(EXERCISE OBJECTIVE) All of the material below is to be returned exactly.

(MATERIAL FOR THIS TASK)
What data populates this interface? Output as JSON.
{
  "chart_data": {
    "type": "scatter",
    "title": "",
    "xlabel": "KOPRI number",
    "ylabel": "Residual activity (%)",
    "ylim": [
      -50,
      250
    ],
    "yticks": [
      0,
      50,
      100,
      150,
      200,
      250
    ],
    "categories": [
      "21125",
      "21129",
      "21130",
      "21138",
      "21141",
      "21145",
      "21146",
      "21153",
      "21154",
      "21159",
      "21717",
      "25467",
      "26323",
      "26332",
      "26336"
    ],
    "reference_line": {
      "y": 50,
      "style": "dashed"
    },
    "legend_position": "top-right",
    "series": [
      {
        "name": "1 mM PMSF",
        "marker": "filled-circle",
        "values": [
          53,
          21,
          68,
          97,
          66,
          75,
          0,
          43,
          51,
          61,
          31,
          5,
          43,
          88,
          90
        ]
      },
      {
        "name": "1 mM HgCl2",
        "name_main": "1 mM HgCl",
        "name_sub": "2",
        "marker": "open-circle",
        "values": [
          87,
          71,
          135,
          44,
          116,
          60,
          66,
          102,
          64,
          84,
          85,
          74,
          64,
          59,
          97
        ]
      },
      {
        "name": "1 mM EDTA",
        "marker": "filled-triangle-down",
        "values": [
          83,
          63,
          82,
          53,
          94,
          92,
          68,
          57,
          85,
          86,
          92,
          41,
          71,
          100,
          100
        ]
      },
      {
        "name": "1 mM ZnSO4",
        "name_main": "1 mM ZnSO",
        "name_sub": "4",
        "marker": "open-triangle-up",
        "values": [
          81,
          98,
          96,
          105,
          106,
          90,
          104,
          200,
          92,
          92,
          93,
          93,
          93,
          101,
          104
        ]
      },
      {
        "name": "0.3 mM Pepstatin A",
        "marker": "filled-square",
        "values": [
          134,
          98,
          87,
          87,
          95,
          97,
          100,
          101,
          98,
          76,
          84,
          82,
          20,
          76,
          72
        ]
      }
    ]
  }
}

(THE REPLY)
What data populates this interface? Output as JSON.
{
  "chart_data": {
    "type": "scatter",
    "title": "",
    "xlabel": "KOPRI number",
    "ylabel": "Residual activity (%)",
    "ylim": [
      -50,
      250
    ],
    "yticks": [
      0,
      50,
      100,
      150,
      200,
      250
    ],
    "categories": [
      "21125",
      "21129",
      "21130",
      "21138",
      "21141",
      "21145",
      "21146",
      "21153",
      "21154",
      "21159",
      "21717",
      "25467",
      "26323",
      "26332",
      "26336"
    ],
    "reference_line": {
      "y": 50,
      "style": "dashed"
    },
    "legend_position": "top-right",
    "series": [
      {
        "name": "1 mM PMSF",
        "marker": "filled-circle",
        "values": [
          53,
          21,
          68,
          97,
          66,
          75,
          0,
          43,
          51,
          61,
          31,
          5,
          43,
          88,
          90
        ]
      },
      {
        "name": "1 mM HgCl2",
        "name_main": "1 mM HgCl",
        "name_sub": "2",
        "marker": "open-circle",
        "values": [
          87,
          71,
          135,
          44,
          116,
          60,
          66,
          102,
          64,
          84,
          85,
          74,
          64,
          59,
          97
        ]
      },
      {
        "name": "1 mM EDTA",
        "marker": "filled-triangle-down",
        "values": [
          83,
          63,
          82,
          53,
          94,
          92,
          68,
          57,
          85,
          86,
          92,
          41,
          71,
          100,
          100
        ]
      },
      {
        "name": "1 mM ZnSO4",
        "name_main": "1 mM ZnSO",
        "name_sub": "4",
        "marker": "open-triangle-up",
        "values": [
          81,
          98,
          96,
          105,
          106,
          90,
          104,
          200,
          92,
          92,
          93,
          93,
          93,
          101,
          104
        ]
      },
      {
        "name": "0.3 mM Pepstatin A",
        "marker": "filled-square",
        "values": [
          134,
          98,
          87,
          87,
          95,
          97,
          100,
          101,
          98,
          76,
          84,
          82,
          20,
          76,
          72
        ]
      }
    ]
  }
}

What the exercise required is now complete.